SHORT TASK: List each line of the data in which the string "screenshot" appears.

──────── PROVIDED RECORDS ────────

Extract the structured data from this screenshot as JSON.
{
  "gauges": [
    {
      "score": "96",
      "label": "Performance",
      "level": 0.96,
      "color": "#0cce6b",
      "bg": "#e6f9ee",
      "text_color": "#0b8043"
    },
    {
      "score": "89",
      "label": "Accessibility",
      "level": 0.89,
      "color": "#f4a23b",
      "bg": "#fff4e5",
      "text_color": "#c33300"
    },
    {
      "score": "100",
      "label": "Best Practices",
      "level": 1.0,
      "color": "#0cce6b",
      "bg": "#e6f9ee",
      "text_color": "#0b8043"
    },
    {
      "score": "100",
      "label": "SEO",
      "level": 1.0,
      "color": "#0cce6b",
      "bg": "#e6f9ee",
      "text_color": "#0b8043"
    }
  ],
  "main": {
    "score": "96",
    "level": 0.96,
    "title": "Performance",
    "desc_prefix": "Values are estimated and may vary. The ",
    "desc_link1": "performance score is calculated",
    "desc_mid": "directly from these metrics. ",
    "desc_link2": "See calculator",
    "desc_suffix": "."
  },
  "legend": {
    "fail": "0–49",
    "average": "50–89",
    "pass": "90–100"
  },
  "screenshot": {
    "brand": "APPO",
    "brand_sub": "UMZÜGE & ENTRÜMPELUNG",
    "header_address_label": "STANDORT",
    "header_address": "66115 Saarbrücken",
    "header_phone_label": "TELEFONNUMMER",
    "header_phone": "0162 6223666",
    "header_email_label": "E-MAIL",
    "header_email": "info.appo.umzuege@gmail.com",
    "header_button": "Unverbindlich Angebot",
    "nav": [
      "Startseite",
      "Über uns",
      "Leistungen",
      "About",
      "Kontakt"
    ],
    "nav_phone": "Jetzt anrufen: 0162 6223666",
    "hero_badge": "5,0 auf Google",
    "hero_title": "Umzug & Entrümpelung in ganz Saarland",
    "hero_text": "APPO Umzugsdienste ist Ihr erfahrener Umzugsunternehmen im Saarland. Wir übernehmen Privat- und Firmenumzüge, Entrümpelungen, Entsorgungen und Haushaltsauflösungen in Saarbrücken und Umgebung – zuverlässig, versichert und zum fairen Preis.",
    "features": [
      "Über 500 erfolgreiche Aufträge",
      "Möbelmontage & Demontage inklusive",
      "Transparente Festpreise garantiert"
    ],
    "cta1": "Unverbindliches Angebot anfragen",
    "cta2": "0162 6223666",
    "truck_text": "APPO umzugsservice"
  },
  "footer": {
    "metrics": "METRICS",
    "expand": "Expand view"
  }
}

────────

FINAL RESULT:
Extract the structured data from this screenshot as JSON.
  "screenshot": {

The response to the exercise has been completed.